**Task requirements**
From the entries below, copy out every line with "approving" in it.

** BEGIN Stored data **

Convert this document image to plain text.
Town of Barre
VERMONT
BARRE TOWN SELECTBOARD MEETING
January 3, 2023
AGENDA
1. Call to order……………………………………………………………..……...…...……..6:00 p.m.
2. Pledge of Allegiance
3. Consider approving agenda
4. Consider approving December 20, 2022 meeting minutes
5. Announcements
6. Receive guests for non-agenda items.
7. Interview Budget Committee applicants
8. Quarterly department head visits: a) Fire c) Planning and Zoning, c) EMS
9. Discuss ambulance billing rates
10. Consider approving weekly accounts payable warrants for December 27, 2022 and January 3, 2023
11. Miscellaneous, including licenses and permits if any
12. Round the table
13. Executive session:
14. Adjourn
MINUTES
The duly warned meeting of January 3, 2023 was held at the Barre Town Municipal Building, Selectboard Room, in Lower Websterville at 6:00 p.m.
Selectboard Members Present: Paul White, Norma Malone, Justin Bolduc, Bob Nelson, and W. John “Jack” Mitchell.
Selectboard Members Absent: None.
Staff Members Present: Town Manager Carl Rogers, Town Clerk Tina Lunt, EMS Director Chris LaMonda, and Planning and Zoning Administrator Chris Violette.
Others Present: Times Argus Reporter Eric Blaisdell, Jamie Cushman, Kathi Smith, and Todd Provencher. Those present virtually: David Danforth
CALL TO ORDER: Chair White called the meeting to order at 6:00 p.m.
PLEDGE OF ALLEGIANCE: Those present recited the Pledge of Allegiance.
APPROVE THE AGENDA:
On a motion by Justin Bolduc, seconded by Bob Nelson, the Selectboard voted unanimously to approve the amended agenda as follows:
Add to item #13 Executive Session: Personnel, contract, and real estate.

** END Stored data **
** BEGIN Stored data **

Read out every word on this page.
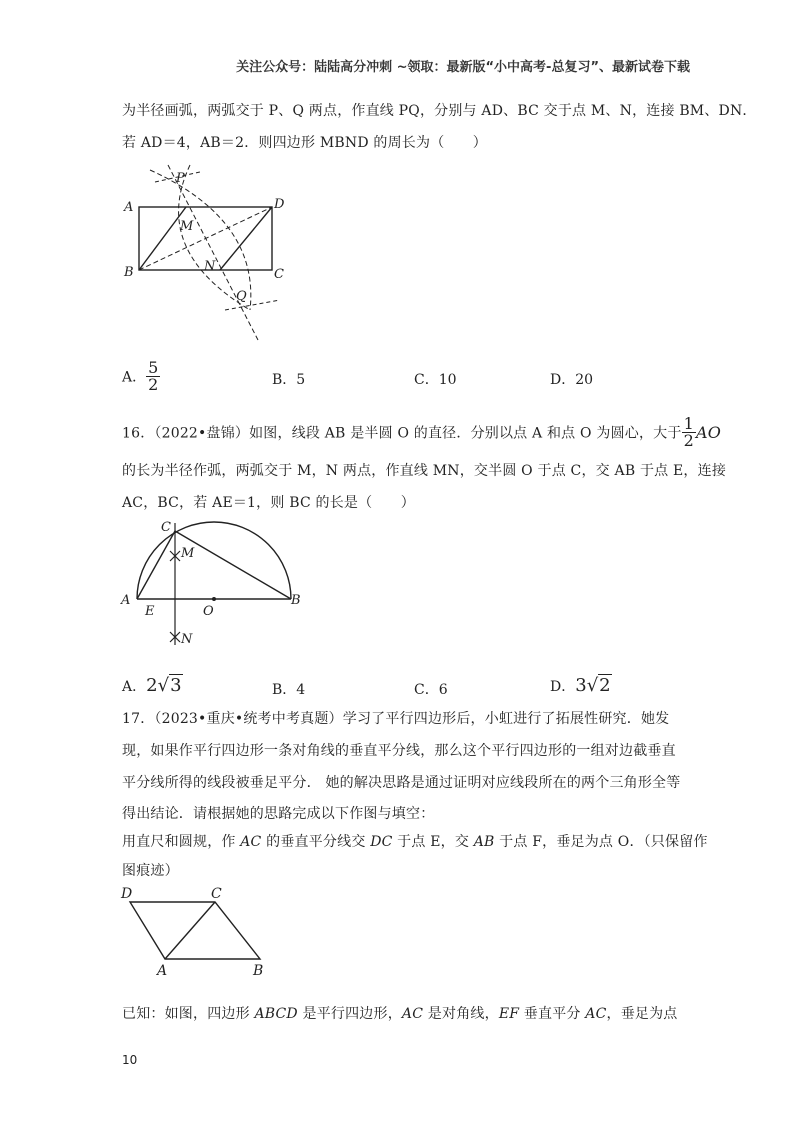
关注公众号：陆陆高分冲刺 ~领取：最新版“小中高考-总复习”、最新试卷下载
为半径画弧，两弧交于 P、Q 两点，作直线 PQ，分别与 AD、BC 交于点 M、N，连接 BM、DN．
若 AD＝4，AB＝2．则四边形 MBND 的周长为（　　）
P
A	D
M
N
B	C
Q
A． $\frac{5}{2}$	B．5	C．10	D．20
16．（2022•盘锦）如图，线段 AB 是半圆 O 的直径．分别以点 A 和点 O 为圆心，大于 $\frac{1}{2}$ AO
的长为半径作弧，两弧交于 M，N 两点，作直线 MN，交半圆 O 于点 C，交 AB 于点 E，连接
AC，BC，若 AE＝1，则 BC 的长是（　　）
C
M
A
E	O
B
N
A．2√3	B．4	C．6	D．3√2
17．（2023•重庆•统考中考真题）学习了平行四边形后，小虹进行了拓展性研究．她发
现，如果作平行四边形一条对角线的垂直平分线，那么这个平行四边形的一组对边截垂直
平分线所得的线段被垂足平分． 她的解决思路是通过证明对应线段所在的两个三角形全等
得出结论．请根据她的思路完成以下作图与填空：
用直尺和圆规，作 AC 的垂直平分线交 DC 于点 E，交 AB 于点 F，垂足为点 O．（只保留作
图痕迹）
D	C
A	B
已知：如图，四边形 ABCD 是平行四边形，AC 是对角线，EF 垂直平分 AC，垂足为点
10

** END Stored data **

**Answer to the problem**
3. Consider approving agenda
4. Consider approving December 20, 2022 meeting minutes
10. Consider approving weekly accounts payable warrants for December 27, 2022 and January 3, 2023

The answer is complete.